A wireless device has been developed by the brain chip company Neuralink. The development plan is expected to be initiated in human clinical trials in the next six months.
Elon Musk has mentioned that the company is developing brain chip interfaces that can be helpful in the enablement of disabled patients to move and communicate again. This San Francisco Bay Area and Austin, Texas based companu- Neuralink has been conducting tests on animals as it seeks US regulatory approval to begin clinical trials in people.
The world must be able to upload Neuralink in a human. As Musk expressed, the team wants to be extremely careful and confident about the workability of the device for a human. Along with this, the team is also focused on most of the paperwork for the FDA, and should be done in about the next six months.
The event was initially planned for October 31, but Musk postponed the plan for no reason.
Neuralink’s last public presentation a year ago, involved a monkey with a brain chip who played a computer game using his brain alone.
Musk is known for lofty goals, including colonizing Mars and saving humanity. The ambitions Musk for Neuralink are of the same grand scale. His primary objective was to develop a chip that would allow the brain to control the complexities of electronic devices and eventually allow people with paralysis to regain motor function and treat brain diseases. The diseases include Parkinson’s, dementia, and Alzheimer’s. He also talks about melding the brain with AI.
However, Neuralink needs to catch up to schedule. In the representation of 2019, Musk mentioned that he is aiming to receive regulatory approval by the end of 2020. Later in a conference in late 2021, he hoped to start human trials.

### What you will do
**1)** Name every brain disease that the passage on Neuralink lists.
**2)** Write out the part of the passage on Neuralink starting at "However, Neuralink needs" and ending at "start human trials.".
**3)** According to the passage on Neuralink, what date was the event first planned for?
The rows after this point are separate material, unrelated to the passage on Neuralink.

### Given data
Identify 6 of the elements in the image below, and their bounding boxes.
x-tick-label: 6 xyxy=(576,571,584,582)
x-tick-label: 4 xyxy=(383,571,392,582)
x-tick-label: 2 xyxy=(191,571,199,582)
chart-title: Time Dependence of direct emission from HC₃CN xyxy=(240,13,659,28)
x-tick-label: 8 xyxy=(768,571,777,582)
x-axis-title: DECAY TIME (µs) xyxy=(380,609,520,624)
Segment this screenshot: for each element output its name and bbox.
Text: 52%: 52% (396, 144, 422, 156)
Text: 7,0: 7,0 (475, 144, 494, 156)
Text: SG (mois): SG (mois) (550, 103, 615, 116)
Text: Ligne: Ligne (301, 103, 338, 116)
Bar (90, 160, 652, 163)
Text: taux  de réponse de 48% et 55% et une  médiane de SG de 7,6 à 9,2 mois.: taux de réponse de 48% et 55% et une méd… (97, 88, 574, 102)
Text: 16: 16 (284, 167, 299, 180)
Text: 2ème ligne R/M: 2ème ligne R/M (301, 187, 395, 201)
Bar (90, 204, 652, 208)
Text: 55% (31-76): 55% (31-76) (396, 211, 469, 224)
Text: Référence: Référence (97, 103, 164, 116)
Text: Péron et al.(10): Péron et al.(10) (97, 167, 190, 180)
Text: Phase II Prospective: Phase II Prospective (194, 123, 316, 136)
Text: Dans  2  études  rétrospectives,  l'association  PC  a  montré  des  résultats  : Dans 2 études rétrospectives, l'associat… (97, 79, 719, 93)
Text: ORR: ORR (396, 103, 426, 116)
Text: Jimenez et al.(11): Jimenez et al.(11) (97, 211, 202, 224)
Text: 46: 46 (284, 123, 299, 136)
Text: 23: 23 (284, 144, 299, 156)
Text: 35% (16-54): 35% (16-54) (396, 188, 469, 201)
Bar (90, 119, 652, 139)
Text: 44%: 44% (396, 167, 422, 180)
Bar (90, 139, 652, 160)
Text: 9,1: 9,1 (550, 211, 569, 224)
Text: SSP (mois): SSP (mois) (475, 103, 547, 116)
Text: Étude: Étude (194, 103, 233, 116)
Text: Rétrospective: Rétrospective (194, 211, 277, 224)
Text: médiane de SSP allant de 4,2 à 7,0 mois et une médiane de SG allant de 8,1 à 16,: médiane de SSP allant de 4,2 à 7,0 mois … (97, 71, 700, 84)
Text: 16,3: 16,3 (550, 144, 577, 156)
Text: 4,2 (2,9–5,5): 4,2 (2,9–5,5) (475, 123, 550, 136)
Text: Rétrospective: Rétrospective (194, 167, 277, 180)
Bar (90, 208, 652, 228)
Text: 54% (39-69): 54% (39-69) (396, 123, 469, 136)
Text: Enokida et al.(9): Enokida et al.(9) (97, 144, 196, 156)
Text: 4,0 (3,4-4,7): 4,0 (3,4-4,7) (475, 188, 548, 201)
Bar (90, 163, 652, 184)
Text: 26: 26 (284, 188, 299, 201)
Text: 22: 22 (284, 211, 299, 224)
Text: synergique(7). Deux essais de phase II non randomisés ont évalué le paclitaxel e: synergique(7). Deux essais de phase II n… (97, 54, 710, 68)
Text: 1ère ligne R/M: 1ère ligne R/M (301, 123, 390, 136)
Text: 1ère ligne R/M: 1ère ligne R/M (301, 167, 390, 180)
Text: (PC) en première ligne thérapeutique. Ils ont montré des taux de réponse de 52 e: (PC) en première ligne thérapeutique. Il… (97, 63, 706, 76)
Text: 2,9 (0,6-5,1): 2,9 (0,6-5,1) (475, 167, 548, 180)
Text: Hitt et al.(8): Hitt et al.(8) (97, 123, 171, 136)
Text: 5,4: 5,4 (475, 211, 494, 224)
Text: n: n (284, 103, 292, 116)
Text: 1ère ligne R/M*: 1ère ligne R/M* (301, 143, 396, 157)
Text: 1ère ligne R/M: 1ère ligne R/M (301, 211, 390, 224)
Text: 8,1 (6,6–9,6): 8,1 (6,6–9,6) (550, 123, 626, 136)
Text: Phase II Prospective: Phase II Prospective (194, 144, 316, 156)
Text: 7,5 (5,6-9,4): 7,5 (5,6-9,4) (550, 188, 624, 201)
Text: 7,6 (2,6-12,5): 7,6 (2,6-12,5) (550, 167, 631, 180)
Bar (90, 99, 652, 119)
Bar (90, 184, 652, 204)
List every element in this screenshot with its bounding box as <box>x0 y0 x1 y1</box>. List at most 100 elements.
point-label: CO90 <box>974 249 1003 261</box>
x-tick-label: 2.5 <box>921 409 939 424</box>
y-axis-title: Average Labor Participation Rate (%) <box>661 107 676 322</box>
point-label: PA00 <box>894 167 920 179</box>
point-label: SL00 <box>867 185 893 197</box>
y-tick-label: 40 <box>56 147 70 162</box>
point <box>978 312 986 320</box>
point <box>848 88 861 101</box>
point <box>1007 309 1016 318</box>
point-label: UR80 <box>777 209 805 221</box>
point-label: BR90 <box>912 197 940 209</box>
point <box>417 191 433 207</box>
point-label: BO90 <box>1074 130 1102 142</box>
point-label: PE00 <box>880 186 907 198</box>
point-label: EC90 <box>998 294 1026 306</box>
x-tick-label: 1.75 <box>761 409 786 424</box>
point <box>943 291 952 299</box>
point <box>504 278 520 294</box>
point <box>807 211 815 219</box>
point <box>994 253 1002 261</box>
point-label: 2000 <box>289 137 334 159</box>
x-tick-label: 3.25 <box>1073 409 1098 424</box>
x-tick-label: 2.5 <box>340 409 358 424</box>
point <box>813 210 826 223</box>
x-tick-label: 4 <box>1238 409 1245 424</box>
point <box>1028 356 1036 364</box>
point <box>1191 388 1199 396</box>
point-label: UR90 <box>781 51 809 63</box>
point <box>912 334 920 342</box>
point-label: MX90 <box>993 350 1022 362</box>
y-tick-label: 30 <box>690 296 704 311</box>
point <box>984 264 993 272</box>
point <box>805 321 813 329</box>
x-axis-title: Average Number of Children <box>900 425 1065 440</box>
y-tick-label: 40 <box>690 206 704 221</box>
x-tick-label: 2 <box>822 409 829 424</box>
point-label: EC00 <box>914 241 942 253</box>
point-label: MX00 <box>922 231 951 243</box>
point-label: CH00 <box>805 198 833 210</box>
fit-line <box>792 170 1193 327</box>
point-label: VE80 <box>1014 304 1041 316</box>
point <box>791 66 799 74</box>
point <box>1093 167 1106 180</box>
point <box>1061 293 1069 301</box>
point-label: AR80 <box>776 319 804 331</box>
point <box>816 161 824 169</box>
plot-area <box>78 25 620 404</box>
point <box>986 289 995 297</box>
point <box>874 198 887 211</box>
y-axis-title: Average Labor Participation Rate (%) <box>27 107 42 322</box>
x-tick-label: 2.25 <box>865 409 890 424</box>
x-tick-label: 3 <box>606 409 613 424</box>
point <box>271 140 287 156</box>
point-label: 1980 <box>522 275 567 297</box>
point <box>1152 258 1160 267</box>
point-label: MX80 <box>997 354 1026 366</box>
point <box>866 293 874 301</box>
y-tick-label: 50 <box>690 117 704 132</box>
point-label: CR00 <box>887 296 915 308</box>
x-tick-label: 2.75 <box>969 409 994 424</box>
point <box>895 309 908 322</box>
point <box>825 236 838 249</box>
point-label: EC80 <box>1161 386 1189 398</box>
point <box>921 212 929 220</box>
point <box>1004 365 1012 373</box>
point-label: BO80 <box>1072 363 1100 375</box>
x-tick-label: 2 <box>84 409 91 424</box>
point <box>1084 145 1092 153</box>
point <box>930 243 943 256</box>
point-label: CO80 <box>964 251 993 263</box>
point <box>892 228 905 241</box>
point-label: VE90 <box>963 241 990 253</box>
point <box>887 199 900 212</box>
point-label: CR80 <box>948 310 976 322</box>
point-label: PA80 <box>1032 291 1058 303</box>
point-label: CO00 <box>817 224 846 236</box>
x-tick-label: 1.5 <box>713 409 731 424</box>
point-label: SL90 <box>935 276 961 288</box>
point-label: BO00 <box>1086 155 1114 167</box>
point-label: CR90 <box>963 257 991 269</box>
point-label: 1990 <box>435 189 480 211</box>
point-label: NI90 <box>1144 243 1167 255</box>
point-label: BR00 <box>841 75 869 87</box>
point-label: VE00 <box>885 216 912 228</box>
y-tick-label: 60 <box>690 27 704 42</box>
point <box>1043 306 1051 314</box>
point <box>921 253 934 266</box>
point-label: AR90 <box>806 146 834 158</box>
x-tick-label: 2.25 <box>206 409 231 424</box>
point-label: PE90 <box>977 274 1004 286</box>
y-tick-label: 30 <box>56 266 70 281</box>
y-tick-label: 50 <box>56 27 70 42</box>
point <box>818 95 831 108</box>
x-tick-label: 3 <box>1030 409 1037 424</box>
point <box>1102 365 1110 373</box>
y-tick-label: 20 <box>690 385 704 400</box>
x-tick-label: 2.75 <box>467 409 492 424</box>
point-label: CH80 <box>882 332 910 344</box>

### Solutions to each task
**1)** Parkinson’s, dementia, Alzheimer’s

**2)**
However, Neuralink needs to catch up to schedule. In the representation of 2019, Musk mentioned that he is aiming to receive regulatory approval by the end of 2020. Later in a conference in late 2021, he hoped to start human trials.

**3)** October 31